Directive. Take each line containing "screenshot" and report it exactly as written.

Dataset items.
START
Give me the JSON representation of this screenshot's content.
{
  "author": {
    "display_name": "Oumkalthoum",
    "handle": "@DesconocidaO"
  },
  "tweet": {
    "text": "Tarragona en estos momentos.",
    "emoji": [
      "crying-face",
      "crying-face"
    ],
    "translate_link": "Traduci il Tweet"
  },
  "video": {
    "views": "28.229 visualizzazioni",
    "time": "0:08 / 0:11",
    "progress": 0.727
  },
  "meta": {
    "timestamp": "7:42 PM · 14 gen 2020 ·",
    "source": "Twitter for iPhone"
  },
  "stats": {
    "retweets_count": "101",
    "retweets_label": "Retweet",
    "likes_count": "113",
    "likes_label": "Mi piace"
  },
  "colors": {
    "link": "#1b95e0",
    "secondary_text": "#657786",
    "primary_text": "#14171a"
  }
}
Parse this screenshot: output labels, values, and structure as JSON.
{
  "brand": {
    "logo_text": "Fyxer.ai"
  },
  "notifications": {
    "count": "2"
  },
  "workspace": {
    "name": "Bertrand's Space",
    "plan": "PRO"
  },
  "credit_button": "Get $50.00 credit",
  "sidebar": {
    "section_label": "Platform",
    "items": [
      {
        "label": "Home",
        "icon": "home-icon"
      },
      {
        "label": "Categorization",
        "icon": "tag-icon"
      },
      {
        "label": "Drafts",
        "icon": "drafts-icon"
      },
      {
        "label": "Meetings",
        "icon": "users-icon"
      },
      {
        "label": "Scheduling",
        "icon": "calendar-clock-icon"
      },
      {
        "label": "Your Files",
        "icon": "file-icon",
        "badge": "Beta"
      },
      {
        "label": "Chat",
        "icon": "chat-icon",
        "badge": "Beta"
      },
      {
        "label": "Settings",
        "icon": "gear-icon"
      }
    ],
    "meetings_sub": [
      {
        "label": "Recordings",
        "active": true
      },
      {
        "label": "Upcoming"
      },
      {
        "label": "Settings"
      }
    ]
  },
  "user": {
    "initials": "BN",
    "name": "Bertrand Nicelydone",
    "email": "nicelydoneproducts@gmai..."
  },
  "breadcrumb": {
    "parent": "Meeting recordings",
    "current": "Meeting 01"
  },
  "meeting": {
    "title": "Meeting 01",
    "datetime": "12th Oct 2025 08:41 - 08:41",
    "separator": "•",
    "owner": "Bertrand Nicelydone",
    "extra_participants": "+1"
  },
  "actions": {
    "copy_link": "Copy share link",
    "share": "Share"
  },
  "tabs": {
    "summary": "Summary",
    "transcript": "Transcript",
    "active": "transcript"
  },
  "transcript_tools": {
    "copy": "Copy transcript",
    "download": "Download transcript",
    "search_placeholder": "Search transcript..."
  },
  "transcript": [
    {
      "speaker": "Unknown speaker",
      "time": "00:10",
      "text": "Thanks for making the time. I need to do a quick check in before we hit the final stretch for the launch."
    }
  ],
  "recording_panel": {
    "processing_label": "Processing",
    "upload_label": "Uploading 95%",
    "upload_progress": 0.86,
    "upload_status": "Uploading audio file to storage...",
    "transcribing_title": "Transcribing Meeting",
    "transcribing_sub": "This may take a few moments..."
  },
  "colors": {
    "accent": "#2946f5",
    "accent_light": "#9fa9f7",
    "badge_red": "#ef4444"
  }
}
END
Full answer.
Give me the JSON representation of this screenshot's content.
Parse this screenshot: output labels, values, and structure as JSON.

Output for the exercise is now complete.